* _DIRECTIVE_:
Below is a block of records. Copy every line in it that contains the word "DESDE".

··········

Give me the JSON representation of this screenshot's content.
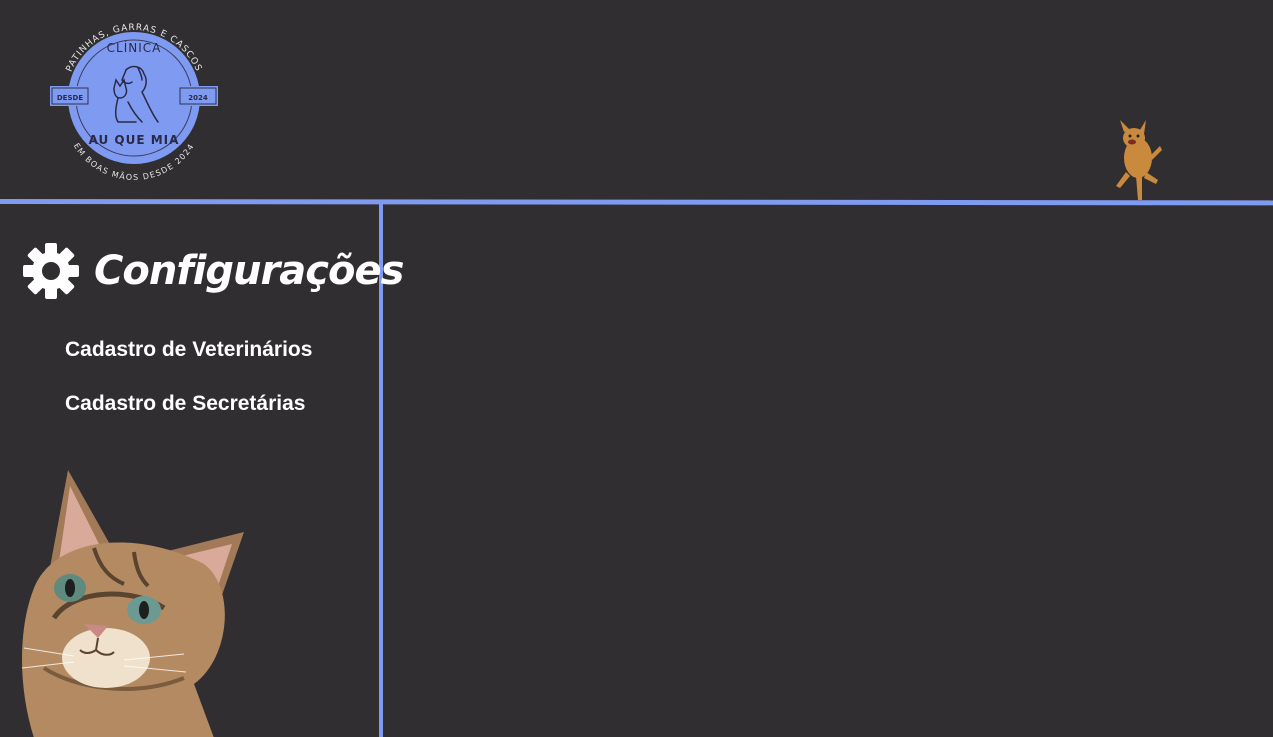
{
  "colors": {
    "background": "#302e30",
    "accent": "#7f9bf1",
    "text": "#ffffff"
  },
  "header": {
    "logo": {
      "name": "CLÍNICA",
      "brand": "AU QUE MIA",
      "top_arc": "PATINHAS, GARRAS E CASCOS",
      "bottom_arc": "EM BOAS MÃOS DESDE 2024",
      "badge_left": "DESDE",
      "badge_right": "2024"
    },
    "decoration_icon": "running-dog-icon"
  },
  "sidebar": {
    "title": "Configurações",
    "title_icon": "gear-icon",
    "items": [
      {
        "label": "Cadastro de Veterinários"
      },
      {
        "label": "Cadastro de Secretárias"
      }
    ],
    "decoration_icon": "cat-photo"
  },
  "main": {}
}
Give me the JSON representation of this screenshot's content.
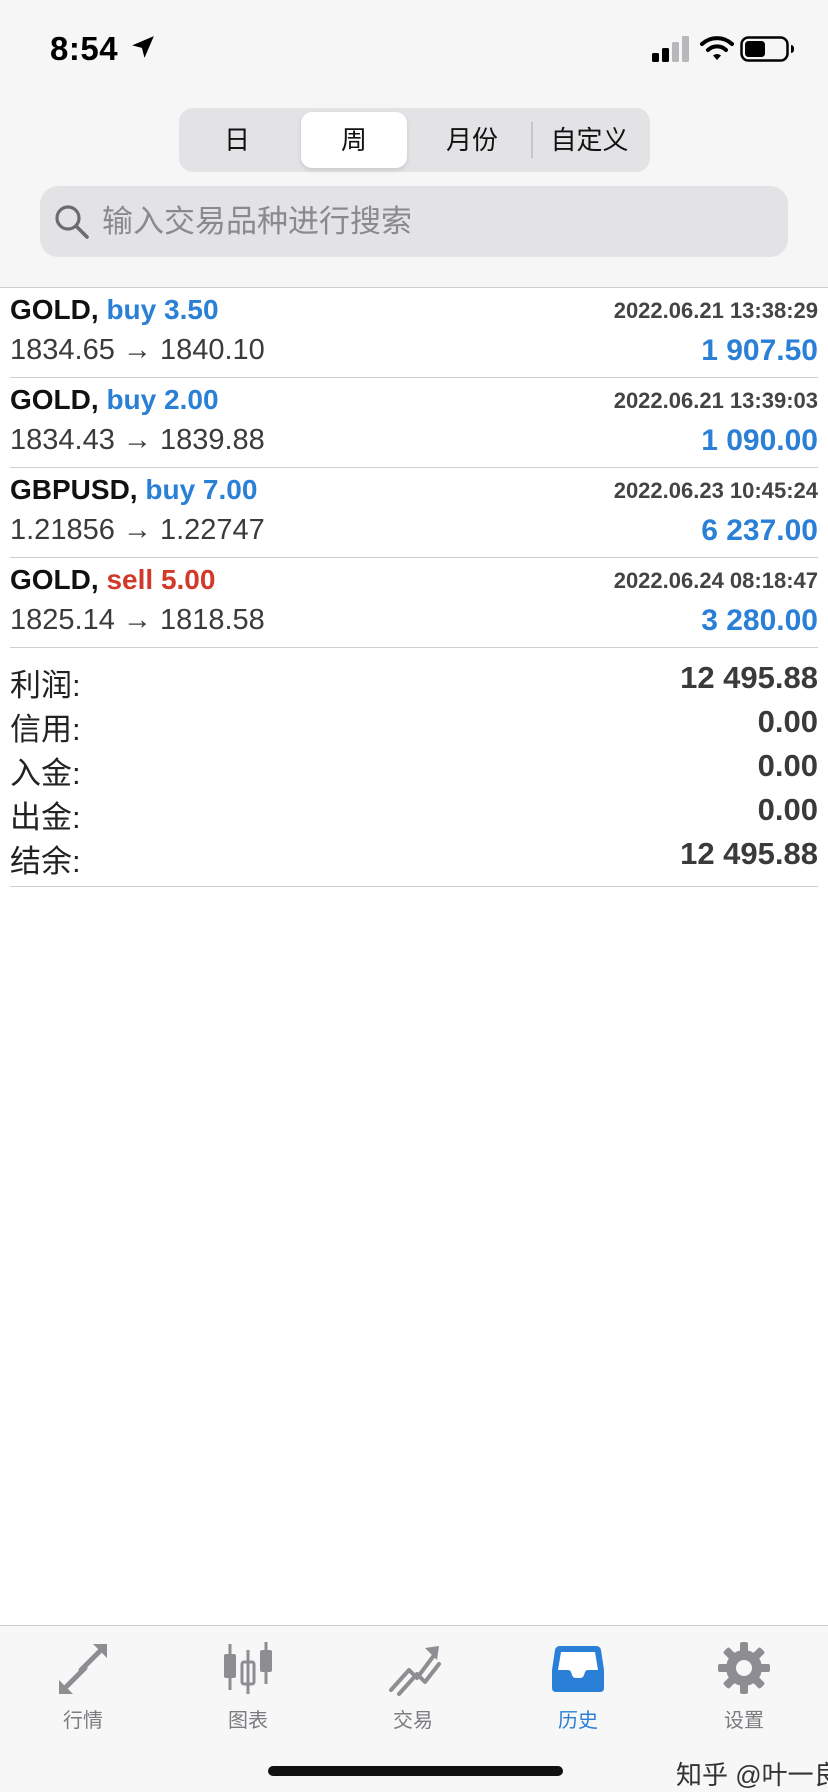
{
  "status_bar": {
    "time": "8:54",
    "icons": [
      "location-arrow-icon",
      "cellular-signal-icon",
      "wifi-icon",
      "battery-icon"
    ]
  },
  "period_tabs": {
    "items": [
      {
        "label": "日"
      },
      {
        "label": "周",
        "selected": true
      },
      {
        "label": "月份"
      },
      {
        "label": "自定义"
      }
    ]
  },
  "search": {
    "placeholder": "输入交易品种进行搜索",
    "value": ""
  },
  "trades": [
    {
      "symbol": "GOLD,",
      "side": "buy",
      "volume": "3.50",
      "datetime": "2022.06.21 13:38:29",
      "open_price": "1834.65",
      "arrow": "→",
      "close_price": "1840.10",
      "profit": "1 907.50"
    },
    {
      "symbol": "GOLD,",
      "side": "buy",
      "volume": "2.00",
      "datetime": "2022.06.21 13:39:03",
      "open_price": "1834.43",
      "arrow": "→",
      "close_price": "1839.88",
      "profit": "1 090.00"
    },
    {
      "symbol": "GBPUSD,",
      "side": "buy",
      "volume": "7.00",
      "datetime": "2022.06.23 10:45:24",
      "open_price": "1.21856",
      "arrow": "→",
      "close_price": "1.22747",
      "profit": "6 237.00"
    },
    {
      "symbol": "GOLD,",
      "side": "sell",
      "volume": "5.00",
      "datetime": "2022.06.24 08:18:47",
      "open_price": "1825.14",
      "arrow": "→",
      "close_price": "1818.58",
      "profit": "3 280.00"
    }
  ],
  "summary": [
    {
      "label": "利润:",
      "value": "12 495.88"
    },
    {
      "label": "信用:",
      "value": "0.00"
    },
    {
      "label": "入金:",
      "value": "0.00"
    },
    {
      "label": "出金:",
      "value": "0.00"
    },
    {
      "label": "结余:",
      "value": "12 495.88"
    }
  ],
  "tab_bar": {
    "items": [
      {
        "label": "行情",
        "icon": "quotes-arrows-icon"
      },
      {
        "label": "图表",
        "icon": "candlestick-chart-icon"
      },
      {
        "label": "交易",
        "icon": "trade-trend-icon"
      },
      {
        "label": "历史",
        "icon": "history-inbox-icon",
        "active": true
      },
      {
        "label": "设置",
        "icon": "settings-gear-icon"
      }
    ]
  },
  "watermark": "知乎 @叶一良",
  "colors": {
    "buy": "#2a7fd6",
    "sell": "#d1392b",
    "profit": "#2a7fd6",
    "tab_active": "#2a7fd6",
    "tab_inactive": "#8e8e92"
  }
}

··········

* _RESULT OF THIS TASK_:
      "bottom_arc": "EM BOAS MÃOS DESDE 2024",
      "badge_left": "DESDE",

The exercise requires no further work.